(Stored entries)
★ ★ ★
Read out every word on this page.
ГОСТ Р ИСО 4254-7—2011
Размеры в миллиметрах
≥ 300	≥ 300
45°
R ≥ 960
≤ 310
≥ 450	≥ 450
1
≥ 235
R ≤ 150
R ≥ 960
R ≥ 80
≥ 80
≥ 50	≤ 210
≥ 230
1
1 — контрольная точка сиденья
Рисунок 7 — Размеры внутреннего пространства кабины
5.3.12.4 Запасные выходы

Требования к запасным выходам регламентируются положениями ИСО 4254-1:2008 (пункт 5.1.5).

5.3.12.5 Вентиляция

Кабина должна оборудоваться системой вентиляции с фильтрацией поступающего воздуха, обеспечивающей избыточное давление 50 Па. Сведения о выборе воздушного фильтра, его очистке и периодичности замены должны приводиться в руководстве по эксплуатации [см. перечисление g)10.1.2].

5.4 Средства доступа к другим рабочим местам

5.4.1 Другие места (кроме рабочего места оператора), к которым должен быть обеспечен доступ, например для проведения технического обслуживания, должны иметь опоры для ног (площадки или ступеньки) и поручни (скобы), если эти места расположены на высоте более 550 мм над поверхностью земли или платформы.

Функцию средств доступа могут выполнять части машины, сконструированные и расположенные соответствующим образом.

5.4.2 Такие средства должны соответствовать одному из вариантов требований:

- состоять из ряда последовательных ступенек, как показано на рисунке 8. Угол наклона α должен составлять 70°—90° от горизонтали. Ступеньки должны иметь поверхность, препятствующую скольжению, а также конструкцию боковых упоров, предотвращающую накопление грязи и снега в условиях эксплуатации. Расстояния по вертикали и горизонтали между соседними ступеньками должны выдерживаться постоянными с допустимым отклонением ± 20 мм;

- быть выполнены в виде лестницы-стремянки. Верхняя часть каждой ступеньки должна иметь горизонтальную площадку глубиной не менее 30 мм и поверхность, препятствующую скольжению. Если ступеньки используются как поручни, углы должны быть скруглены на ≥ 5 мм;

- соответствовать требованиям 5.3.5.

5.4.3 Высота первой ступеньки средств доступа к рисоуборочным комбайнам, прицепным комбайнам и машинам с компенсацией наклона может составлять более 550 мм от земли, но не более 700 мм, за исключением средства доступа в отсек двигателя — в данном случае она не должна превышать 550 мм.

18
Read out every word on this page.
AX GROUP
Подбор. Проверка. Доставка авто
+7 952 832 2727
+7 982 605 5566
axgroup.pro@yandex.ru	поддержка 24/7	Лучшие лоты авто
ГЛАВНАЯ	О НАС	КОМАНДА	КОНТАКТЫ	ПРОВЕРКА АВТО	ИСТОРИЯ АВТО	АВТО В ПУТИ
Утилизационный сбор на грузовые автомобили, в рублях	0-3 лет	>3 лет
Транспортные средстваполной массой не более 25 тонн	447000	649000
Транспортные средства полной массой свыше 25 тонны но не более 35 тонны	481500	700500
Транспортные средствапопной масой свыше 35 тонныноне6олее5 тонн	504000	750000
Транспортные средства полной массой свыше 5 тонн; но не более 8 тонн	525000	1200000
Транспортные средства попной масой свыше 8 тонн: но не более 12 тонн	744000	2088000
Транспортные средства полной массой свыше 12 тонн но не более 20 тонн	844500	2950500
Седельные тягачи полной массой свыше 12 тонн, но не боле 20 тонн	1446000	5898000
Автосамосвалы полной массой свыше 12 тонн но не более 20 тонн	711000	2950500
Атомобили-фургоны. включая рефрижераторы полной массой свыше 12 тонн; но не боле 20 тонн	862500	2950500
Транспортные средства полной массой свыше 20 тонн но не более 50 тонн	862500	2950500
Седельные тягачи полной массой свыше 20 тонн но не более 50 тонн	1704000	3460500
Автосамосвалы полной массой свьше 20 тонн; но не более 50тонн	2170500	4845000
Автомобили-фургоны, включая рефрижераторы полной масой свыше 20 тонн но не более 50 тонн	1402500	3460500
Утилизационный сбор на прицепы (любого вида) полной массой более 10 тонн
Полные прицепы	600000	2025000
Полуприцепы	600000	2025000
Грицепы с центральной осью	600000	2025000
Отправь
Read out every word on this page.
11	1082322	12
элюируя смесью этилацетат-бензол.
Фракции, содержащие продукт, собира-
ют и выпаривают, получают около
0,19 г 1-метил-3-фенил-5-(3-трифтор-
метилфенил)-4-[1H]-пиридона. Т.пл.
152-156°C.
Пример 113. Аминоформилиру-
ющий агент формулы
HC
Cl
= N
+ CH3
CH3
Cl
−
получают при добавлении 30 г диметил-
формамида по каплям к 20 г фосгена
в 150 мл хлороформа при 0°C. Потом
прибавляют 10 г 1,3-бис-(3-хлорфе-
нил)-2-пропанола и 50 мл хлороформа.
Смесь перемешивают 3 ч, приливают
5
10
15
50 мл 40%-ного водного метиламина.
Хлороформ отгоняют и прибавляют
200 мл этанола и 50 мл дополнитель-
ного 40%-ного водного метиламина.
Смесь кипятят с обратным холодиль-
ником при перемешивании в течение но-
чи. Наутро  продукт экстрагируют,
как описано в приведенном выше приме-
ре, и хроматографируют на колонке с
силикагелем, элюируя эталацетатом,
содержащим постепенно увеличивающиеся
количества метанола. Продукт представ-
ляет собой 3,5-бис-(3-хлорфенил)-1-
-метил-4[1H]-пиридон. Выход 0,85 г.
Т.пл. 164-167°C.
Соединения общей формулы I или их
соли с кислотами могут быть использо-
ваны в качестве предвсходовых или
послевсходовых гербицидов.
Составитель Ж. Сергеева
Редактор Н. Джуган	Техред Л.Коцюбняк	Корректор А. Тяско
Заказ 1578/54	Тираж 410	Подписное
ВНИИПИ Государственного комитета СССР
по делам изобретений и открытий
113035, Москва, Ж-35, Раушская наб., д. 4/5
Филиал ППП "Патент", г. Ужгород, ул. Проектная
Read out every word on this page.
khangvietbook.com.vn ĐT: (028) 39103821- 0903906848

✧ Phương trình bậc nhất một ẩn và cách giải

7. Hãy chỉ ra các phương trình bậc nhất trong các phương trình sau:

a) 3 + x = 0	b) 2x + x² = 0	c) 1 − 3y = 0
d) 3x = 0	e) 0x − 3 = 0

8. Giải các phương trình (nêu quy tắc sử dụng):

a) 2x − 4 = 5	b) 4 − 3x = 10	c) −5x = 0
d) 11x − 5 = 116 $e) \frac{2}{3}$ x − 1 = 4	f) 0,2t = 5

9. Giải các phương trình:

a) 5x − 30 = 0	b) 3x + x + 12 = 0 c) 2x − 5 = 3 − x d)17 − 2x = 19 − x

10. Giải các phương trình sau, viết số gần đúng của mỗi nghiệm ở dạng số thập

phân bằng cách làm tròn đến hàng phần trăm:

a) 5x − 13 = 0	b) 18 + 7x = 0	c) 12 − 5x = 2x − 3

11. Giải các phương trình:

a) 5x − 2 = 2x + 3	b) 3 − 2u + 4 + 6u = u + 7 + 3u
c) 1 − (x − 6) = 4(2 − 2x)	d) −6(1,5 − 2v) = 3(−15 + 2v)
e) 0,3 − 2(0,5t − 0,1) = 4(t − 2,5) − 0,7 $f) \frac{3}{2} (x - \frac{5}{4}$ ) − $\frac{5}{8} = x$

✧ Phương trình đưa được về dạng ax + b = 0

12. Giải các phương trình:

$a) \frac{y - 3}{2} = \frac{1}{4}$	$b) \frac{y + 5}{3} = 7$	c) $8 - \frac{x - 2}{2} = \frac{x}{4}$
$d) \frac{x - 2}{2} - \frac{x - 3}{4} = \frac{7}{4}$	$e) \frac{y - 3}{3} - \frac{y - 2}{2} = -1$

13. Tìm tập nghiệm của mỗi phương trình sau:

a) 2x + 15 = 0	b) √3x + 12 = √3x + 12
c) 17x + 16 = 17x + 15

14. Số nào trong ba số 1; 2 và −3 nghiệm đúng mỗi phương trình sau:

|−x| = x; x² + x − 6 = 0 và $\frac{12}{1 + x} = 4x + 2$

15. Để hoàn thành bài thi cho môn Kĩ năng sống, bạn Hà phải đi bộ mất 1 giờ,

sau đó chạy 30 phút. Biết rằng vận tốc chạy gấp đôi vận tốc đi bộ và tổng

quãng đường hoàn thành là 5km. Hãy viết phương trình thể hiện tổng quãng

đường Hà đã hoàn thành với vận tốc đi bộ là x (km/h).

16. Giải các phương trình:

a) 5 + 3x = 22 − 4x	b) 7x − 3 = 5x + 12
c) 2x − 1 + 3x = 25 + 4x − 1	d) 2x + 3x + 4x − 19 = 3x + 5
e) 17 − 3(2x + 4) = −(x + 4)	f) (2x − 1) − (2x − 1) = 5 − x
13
★ ★ ★
▶ **YOUR OBJECTIVE**: Write out every line of the preceding listing that contains "включая".

▶ **TASK RESPONSE**:
Атомобили-фургоны. включая рефрижераторы полной массой свыше 12 тонн; но не боле 20 тонн	862500	2950500
Автомобили-фургоны, включая рефрижераторы полной масой свыше 20 тонн но не более 50 тонн	1402500	3460500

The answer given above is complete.